EXERCISE REQUIREMENTS:
Output a single figure: the number of lines in which the word "JSON" appears.

Dataset listings of figures
....

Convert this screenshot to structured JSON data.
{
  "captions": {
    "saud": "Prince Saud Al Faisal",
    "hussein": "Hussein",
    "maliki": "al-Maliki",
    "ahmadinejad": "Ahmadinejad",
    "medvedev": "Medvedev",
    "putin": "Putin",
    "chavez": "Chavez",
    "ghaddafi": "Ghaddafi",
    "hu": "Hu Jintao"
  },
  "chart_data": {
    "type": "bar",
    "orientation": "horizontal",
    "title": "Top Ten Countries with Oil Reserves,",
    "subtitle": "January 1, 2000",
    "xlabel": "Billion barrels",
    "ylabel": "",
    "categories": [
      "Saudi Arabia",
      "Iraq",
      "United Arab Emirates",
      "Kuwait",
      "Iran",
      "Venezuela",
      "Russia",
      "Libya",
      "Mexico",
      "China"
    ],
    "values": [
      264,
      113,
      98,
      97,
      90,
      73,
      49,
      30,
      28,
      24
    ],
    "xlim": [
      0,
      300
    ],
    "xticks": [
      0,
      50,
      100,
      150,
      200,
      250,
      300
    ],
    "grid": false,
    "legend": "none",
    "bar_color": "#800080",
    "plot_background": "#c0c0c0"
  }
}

....

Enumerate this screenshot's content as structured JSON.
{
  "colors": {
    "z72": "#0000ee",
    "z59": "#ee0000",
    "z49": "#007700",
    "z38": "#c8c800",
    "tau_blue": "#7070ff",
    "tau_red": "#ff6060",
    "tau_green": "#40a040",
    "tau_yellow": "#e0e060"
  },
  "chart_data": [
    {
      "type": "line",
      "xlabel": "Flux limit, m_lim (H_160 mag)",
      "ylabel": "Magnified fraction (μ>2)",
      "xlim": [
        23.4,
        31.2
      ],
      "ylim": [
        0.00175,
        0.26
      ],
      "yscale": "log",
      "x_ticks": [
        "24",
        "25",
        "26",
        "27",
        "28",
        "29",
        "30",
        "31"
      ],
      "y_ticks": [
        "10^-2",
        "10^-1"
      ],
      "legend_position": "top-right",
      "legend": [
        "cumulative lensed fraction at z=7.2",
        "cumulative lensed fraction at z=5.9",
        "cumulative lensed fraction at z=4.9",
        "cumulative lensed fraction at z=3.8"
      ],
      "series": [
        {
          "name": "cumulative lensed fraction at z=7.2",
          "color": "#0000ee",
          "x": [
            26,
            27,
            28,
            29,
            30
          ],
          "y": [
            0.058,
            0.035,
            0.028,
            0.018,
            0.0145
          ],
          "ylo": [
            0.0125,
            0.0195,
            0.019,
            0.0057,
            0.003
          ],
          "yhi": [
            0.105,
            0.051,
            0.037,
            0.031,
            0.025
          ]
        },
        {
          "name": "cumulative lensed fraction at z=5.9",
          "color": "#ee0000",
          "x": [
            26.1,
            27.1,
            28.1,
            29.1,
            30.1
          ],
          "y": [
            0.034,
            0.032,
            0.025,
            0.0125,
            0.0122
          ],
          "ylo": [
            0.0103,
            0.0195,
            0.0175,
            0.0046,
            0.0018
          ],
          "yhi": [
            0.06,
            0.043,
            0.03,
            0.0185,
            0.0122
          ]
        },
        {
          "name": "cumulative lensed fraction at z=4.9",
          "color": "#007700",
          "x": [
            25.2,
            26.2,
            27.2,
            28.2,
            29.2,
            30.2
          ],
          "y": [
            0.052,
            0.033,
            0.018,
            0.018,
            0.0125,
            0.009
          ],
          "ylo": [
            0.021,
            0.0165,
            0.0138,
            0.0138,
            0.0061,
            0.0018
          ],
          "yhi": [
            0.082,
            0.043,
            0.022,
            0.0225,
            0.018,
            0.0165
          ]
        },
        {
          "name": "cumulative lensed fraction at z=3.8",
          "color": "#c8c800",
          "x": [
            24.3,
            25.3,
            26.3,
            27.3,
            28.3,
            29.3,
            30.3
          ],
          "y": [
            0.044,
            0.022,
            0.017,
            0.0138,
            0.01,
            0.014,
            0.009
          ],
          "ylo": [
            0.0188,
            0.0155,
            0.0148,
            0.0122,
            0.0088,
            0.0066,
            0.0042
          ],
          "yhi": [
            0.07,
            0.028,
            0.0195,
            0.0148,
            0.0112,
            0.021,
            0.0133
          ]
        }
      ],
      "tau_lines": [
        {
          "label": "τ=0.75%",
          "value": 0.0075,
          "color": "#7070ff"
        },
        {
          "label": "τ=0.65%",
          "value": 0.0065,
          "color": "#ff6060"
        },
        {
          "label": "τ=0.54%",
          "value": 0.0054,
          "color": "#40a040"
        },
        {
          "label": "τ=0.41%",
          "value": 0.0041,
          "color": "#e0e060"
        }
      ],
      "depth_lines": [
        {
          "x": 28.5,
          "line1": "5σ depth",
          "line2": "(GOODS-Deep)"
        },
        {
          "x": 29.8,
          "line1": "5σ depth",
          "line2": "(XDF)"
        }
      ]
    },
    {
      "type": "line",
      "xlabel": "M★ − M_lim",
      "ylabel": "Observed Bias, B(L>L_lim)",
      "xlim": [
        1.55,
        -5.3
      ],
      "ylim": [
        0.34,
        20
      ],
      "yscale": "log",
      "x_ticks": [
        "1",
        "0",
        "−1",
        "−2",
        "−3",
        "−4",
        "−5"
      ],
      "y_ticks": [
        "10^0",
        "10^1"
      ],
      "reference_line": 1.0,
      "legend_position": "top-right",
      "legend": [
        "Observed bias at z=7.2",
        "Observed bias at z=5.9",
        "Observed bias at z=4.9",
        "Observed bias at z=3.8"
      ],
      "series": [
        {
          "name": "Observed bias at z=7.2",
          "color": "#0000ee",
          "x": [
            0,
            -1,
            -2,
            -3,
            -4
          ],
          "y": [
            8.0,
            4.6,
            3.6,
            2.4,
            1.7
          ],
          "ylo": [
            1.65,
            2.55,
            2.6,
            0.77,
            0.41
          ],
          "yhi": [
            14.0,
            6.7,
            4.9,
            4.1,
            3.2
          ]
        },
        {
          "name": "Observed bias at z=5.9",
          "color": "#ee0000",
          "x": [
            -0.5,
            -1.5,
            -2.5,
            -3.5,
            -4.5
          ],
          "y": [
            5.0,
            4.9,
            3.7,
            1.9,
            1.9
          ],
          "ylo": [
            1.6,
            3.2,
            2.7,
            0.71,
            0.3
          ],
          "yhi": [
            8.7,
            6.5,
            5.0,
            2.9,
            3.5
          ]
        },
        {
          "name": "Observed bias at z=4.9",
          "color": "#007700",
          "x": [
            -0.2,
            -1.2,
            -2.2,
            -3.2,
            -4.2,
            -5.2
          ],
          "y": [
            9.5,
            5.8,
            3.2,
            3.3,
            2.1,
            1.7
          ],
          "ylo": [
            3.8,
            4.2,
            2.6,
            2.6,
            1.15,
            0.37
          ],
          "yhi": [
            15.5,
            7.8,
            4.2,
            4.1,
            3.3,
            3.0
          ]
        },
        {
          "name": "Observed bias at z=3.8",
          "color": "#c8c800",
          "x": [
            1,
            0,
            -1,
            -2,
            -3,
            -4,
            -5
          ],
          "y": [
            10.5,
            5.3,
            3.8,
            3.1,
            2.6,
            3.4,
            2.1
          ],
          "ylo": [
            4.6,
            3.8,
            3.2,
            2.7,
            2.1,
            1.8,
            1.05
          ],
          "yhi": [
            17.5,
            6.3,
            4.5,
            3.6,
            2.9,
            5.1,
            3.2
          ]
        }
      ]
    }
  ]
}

....

SOLUTION:
2